── EXERCISE MATERIAL ──

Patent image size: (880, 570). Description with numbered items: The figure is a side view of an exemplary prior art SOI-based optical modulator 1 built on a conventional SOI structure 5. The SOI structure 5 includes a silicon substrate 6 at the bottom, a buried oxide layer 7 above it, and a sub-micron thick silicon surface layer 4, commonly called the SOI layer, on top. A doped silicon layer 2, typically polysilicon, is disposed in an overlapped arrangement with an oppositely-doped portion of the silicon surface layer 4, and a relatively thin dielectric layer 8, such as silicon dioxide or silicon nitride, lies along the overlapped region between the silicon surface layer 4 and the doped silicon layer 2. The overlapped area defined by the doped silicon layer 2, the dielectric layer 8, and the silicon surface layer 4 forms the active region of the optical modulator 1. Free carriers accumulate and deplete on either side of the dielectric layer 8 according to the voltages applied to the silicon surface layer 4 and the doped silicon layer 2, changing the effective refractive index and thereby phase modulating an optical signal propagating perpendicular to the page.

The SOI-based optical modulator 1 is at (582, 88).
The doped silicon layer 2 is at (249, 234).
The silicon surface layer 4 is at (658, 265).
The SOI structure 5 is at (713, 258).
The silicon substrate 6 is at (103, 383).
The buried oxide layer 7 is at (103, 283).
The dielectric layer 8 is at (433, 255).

───

◆ **WHAT THE TASK ASKS**:
Reproduce each line of the listing above word for word.

◆ **REPLY TO THE TASK**:
Patent image size: (880, 570). Description with numbered items: The figure is a side view of an exemplary prior art SOI-based optical modulator 1 built on a conventional SOI structure 5. The SOI structure 5 includes a silicon substrate 6 at the bottom, a buried oxide layer 7 above it, and a sub-micron thick silicon surface layer 4, commonly called the SOI layer, on top. A doped silicon layer 2, typically polysilicon, is disposed in an overlapped arrangement with an oppositely-doped portion of the silicon surface layer 4, and a relatively thin dielectric layer 8, such as silicon dioxide or silicon nitride, lies along the overlapped region between the silicon surface layer 4 and the doped silicon layer 2. The overlapped area defined by the doped silicon layer 2, the dielectric layer 8, and the silicon surface layer 4 forms the active region of the optical modulator 1. Free carriers accumulate and deplete on either side of the dielectric layer 8 according to the voltages applied to the silicon surface layer 4 and the doped silicon layer 2, changing the effective refractive index and thereby phase modulating an optical signal propagating perpendicular to the page.

The SOI-based optical modulator 1 is at (582, 88).
The doped silicon layer 2 is at (249, 234).
The silicon surface layer 4 is at (658, 265).
The SOI structure 5 is at (713, 258).
The silicon substrate 6 is at (103, 383).
The buried oxide layer 7 is at (103, 283).
The dielectric layer 8 is at (433, 255).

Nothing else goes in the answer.